Hochschulseminar – Stadt und Rock 'n' Roll
 
Schorsch Kamerun – Avantgarde-Künstler
Till Jochem, 11. Dezember 2023

Schorsch Kamerun is the singer of the punk band "Die Goldenen Zitronen" and the band "Raison". He also makes music as a solo artist, co-runs Hamburg's Golden Pudel Club, is an author and theatre director.

In all his art forms, he always tries to incorporate his political stance, which he has not lost since his youth as a punk. He believes in an unmistakable expressiveness of texts and certain aesthetics.

Allgemeines/Leben

Schorsch Kamerun wurde 1963 geboren und heißt mit bürgerlichen Namen Thomas Sehl. Er ist Sänger der Punkband „Die Goldenen Zitronen“ und der Band „Raison“. Zudem macht er noch Musik als Solokünstler, ist Mitbetreiber des Hamburger Golden Pudel Clubs, Autor und Theaterregisseur.
==*==
▶ [Aufgaben]
a – Gib aus dem Text über Schorsch Kamerun wortgetreu den Abschnitt zurück, der mit den Worten „In all his art“ einsetzt und mit „Autor und Theaterregisseur.“ schließt.
b – Welchen bürgerlichen Namen trägt Schorsch Kamerun laut dem Text über ihn?
c – Setze den Text über Schorsch Kamerun im Anschluss an seinen letzten Satz fort.

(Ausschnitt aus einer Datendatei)
==*==
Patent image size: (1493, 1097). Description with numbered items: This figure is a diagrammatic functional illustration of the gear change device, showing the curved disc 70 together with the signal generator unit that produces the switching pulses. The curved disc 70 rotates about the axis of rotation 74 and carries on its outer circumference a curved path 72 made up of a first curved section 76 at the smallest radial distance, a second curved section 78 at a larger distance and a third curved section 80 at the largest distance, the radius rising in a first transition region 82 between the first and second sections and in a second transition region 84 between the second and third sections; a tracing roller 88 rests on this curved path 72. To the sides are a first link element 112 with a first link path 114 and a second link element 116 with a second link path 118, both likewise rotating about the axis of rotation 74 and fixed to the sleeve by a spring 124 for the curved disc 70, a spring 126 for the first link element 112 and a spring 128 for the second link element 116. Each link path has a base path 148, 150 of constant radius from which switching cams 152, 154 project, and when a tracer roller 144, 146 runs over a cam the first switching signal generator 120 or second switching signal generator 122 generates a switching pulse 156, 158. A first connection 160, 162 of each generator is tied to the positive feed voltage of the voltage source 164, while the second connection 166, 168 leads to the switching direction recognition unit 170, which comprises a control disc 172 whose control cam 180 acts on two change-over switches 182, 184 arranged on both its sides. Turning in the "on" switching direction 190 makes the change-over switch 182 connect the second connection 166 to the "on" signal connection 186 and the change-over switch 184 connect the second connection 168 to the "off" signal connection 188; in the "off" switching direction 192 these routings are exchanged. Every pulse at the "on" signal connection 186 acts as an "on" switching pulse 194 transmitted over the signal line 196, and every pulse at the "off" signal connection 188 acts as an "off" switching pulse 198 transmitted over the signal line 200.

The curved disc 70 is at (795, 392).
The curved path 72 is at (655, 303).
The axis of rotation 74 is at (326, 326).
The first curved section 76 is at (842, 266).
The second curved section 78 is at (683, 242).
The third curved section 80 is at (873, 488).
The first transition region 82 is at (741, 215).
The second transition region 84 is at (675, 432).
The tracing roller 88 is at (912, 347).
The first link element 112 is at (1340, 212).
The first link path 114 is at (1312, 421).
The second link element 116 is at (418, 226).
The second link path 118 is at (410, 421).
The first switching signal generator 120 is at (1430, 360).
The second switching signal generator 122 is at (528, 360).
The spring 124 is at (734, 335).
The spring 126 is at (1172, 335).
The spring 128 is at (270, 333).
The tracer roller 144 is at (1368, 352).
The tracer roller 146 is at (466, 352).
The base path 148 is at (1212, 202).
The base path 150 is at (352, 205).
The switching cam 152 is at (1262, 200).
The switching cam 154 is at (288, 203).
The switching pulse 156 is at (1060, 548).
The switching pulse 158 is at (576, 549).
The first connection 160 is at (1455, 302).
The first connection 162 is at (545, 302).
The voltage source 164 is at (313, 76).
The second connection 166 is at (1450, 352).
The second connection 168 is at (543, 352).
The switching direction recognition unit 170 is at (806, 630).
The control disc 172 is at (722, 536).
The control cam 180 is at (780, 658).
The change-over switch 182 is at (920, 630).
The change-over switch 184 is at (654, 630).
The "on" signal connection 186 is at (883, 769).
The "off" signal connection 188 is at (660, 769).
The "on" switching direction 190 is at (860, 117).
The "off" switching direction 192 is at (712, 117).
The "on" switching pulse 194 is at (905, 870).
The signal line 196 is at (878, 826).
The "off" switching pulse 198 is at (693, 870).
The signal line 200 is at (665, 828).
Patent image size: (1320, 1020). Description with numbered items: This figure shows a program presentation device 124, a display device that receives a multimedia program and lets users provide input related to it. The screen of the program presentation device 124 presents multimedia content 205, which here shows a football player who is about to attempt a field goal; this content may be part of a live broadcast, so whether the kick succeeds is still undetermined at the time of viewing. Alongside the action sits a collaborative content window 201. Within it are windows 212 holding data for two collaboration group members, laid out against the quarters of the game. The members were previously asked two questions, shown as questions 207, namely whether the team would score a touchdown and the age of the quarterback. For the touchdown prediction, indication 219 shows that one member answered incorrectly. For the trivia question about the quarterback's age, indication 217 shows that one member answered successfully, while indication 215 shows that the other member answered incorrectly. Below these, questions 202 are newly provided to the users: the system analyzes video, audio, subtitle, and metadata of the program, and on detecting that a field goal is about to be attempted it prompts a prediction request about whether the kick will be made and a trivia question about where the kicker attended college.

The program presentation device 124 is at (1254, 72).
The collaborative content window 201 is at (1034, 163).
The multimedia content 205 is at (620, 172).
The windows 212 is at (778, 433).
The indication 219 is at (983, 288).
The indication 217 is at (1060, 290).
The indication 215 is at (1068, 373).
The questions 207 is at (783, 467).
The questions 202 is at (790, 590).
==*==
▶ [Lösungen]
a –
In all his art forms, he always tries to incorporate his political stance, which he has not lost since his youth as a punk. He believes in an unmistakable expressiveness of texts and certain aesthetics.

Allgemeines/Leben

Schorsch Kamerun wurde 1963 geboren und heißt mit bürgerlichen Namen Thomas Sehl. Er ist Sänger der Punkband „Die Goldenen Zitronen“ und der Band „Raison“. Zudem macht er noch Musik als Solokünstler, ist Mitbetreiber des Hamburger Golden Pudel Clubs, Autor und Theaterregisseur.

b – Thomas Sehl

c –
Aufgewachsen ist Schorsch Kamerun in Timmendorfer Strand, bis er mit seiner Mutter im Alter von 6 Jahren in die Nähe von Hamburg zu seinem Stiefvater zog. Sein Stiefvater hatte einen Autoladen und war insgesamt sehr autoritär. Der Stiefvater war also Chef im Laden, aber auch zu Hause.  Die Zeit bei seinem Stiefvater hat ihn sehr geprägt und hatte sicher auch einen Einfluss auf sein Leben als Punker bzw. überhaupt Punker zu werden.

Auch der Zwang im Autoladen ständig etwas verkaufen zu müssen und immer auf Wachstum aus zu sein hat ihn schon immer gestört. Was sich auch in seinem weiteren Leben in seiner antikapitalistischen Haltung zeigt.

Mit 11 oder 12 ist er wieder nach Timmendorfer Strand zurück, nachdem sich seine Mutter von seinem Stiefvater getrennt hatte. Dort war er ein schwieriges Kind, er bezeichnet sich selbst als Zündelkind, weil er viel Ärger gemacht hat. Zum Beispiel Briefkästen angezündet, aber einmal auch fast eine Chemiefabrik. Später ist er dann auch von der Schule geflogen, nachdem der Rektor ihn gebeten hat, nach den Sommerferien nicht mehr wiederzukommen. Dadurch hat er auch keinen Schulabschluss.

Timmendorfer Strand hatte viel mit Tourismus zu tun und war insgesamt sehr bürgerlich geprägt. Trotzdem gab es dort schon früh eine Punkszene. Aus der bürgerlichen Umgebung wollte Schorsch raus und schaffte das auch, indem er Punker wurde, was für ihn auch nicht immer ganz einfach war.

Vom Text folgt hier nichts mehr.